— BEGIN —

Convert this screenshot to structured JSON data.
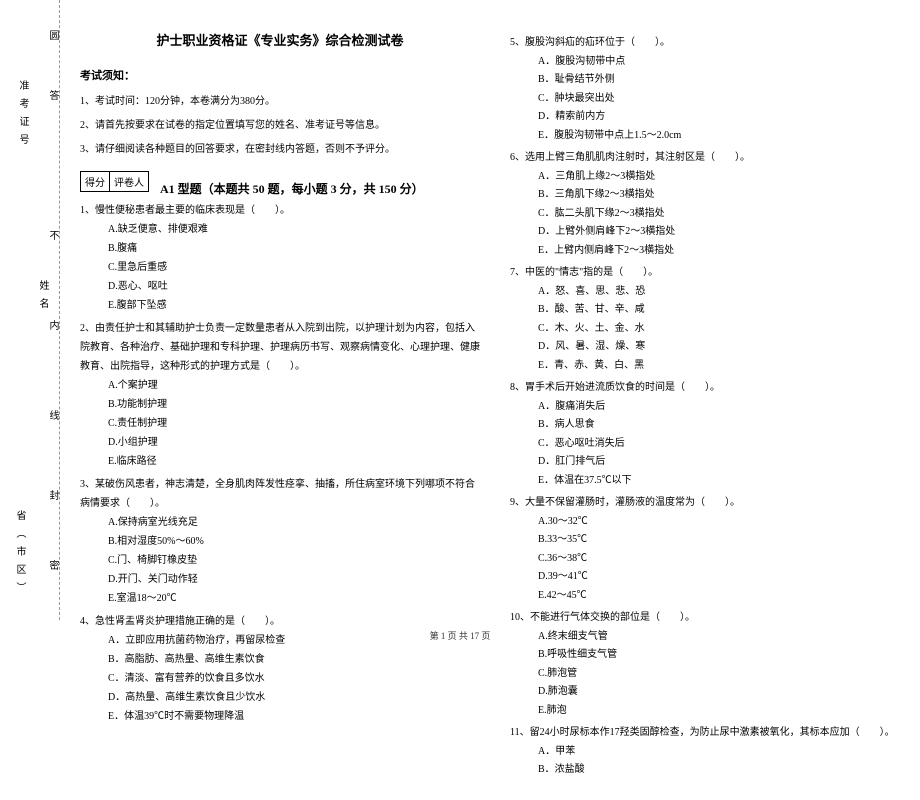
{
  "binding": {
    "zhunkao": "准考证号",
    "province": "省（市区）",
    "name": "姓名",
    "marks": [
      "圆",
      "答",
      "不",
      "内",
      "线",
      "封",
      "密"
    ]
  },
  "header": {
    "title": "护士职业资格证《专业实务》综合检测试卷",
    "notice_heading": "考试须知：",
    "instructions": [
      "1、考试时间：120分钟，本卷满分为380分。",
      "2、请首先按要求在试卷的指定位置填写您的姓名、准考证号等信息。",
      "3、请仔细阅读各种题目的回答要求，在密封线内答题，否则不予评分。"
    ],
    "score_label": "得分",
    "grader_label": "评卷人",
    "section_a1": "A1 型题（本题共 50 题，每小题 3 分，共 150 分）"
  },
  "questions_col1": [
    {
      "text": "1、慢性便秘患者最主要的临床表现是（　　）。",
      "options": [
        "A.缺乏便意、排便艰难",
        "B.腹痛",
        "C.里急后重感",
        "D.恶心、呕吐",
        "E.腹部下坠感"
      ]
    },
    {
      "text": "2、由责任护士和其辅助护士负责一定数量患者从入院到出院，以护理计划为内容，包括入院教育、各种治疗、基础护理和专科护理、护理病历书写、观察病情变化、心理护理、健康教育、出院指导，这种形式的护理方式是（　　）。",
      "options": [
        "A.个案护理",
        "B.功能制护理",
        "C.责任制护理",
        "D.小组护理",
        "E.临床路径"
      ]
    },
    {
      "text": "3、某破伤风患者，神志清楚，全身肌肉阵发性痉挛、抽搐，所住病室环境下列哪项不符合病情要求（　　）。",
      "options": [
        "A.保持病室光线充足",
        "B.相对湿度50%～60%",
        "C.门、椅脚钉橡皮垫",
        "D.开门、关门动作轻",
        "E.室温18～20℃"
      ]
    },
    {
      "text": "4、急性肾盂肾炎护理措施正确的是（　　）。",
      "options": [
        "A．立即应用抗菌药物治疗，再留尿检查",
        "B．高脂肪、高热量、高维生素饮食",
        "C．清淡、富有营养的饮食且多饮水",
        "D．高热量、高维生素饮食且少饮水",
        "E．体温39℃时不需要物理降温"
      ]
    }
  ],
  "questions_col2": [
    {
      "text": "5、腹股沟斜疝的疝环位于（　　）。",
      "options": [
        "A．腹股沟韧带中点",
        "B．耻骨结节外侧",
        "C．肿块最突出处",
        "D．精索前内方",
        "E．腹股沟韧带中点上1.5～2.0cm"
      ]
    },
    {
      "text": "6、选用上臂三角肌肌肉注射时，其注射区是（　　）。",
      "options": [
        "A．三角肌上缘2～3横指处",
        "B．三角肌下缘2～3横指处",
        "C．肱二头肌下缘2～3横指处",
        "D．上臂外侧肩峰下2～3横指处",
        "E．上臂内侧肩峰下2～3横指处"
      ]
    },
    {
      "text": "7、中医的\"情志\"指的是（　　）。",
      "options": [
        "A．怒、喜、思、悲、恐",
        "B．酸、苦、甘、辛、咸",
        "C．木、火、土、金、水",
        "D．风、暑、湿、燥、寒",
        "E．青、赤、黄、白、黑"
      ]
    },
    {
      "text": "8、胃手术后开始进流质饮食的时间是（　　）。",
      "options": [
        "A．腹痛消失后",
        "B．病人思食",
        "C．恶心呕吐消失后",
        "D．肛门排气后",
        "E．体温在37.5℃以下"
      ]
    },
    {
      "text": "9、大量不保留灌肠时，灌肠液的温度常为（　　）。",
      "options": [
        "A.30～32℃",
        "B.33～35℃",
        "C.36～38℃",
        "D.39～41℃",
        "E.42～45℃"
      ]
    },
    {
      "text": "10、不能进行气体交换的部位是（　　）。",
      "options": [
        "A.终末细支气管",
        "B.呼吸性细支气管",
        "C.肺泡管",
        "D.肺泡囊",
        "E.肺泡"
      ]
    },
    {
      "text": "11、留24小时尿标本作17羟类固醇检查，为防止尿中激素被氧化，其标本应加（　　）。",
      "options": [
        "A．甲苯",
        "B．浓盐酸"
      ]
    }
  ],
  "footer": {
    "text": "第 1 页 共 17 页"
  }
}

— END —
— BEGIN —

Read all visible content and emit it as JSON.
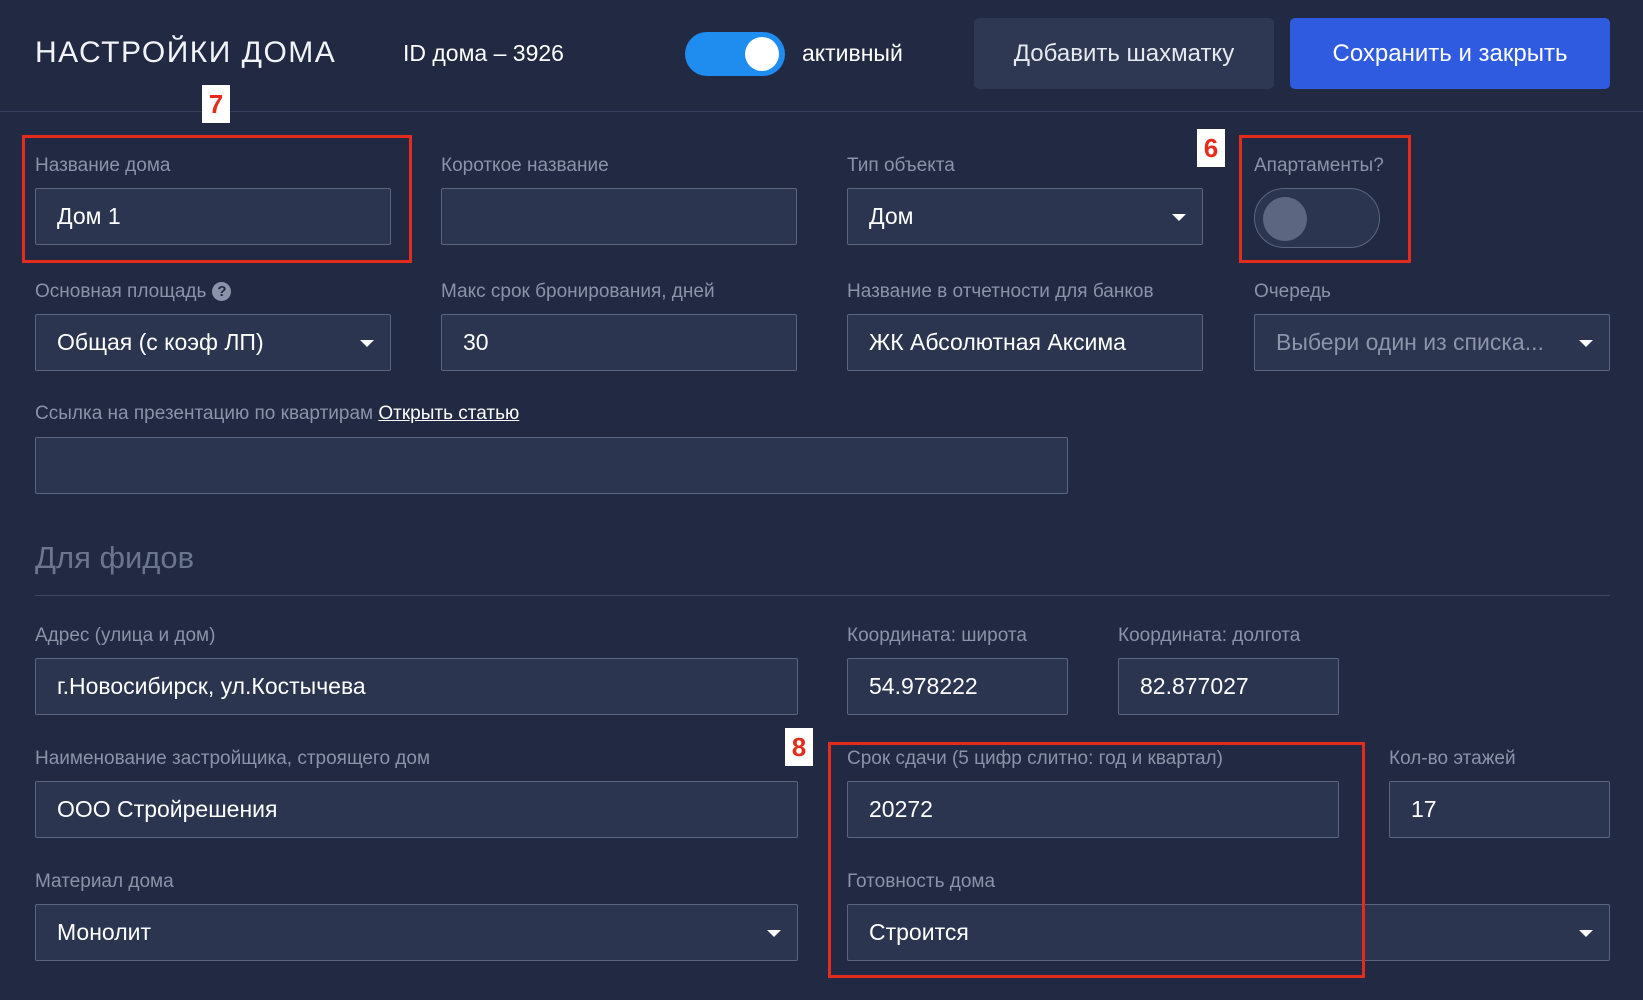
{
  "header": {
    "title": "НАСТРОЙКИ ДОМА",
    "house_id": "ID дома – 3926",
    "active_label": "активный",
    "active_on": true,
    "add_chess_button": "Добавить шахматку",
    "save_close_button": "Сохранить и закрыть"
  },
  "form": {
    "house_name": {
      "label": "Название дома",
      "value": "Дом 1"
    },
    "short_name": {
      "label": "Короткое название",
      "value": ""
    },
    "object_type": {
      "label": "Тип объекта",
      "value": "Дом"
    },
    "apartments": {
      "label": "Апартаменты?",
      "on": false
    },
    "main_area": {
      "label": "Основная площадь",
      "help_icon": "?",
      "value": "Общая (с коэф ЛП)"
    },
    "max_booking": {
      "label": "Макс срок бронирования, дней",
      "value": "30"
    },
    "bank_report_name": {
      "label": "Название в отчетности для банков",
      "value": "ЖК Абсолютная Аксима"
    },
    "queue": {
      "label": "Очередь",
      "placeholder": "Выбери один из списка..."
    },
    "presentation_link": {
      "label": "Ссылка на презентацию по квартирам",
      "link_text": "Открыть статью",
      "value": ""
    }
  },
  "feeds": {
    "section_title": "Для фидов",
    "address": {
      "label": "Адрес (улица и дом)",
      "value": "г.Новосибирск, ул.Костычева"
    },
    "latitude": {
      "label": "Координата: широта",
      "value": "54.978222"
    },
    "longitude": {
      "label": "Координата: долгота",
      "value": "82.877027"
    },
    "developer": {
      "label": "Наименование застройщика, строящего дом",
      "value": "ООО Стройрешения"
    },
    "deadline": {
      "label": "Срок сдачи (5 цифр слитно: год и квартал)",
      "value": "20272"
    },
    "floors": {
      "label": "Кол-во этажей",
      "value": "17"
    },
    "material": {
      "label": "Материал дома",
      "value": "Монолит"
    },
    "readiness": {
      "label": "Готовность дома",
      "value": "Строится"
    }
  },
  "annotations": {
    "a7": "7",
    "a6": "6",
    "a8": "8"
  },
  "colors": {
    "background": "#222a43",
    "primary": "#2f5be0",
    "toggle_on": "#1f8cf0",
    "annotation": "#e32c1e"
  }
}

— END —

WHAT YOU SHOULD DO
Where a line of the records above holds the word "JSON", copy that line.

EXERCISE OUTPUT
Convert this screenshot to structured JSON data.
Read all visible content and emit it as JSON.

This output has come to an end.